▸ Given instruction
Quote the entries in full, character for character, without their images.

[Records from a collection of figures]
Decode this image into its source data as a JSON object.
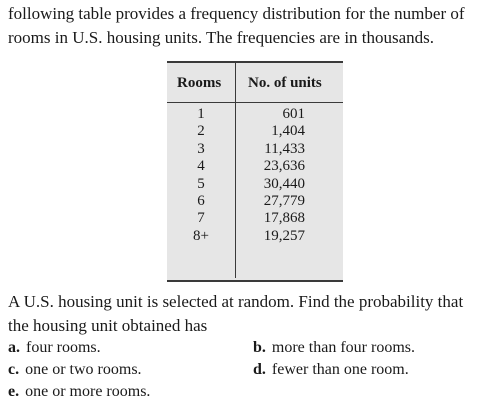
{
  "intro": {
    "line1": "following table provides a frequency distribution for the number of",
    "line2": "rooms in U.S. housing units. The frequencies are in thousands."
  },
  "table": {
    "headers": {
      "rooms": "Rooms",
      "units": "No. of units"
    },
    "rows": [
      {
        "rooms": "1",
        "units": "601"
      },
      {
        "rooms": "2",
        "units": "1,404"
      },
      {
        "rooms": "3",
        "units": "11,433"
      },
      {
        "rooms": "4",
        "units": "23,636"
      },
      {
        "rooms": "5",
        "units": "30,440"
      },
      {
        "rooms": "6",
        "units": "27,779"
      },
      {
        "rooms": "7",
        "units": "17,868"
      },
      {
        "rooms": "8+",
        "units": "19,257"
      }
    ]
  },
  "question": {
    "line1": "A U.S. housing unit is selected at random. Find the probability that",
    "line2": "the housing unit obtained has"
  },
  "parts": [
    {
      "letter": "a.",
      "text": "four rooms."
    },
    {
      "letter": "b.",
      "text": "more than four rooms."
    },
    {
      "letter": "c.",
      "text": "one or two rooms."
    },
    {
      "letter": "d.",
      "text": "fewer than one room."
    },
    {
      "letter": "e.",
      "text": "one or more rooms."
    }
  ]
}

▸ Task response
Decode this image into its source data as a JSON object.
{
  "intro": {
    "line1": "following table provides a frequency distribution for the number of",
    "line2": "rooms in U.S. housing units. The frequencies are in thousands."
  },
  "table": {
    "headers": {
      "rooms": "Rooms",
      "units": "No. of units"
    },
    "rows": [
      {
        "rooms": "1",
        "units": "601"
      },
      {
        "rooms": "2",
        "units": "1,404"
      },
      {
        "rooms": "3",
        "units": "11,433"
      },
      {
        "rooms": "4",
        "units": "23,636"
      },
      {
        "rooms": "5",
        "units": "30,440"
      },
      {
        "rooms": "6",
        "units": "27,779"
      },
      {
        "rooms": "7",
        "units": "17,868"
      },
      {
        "rooms": "8+",
        "units": "19,257"
      }
    ]
  },
  "question": {
    "line1": "A U.S. housing unit is selected at random. Find the probability that",
    "line2": "the housing unit obtained has"
  },
  "parts": [
    {
      "letter": "a.",
      "text": "four rooms."
    },
    {
      "letter": "b.",
      "text": "more than four rooms."
    },
    {
      "letter": "c.",
      "text": "one or two rooms."
    },
    {
      "letter": "d.",
      "text": "fewer than one room."
    },
    {
      "letter": "e.",
      "text": "one or more rooms."
    }
  ]
}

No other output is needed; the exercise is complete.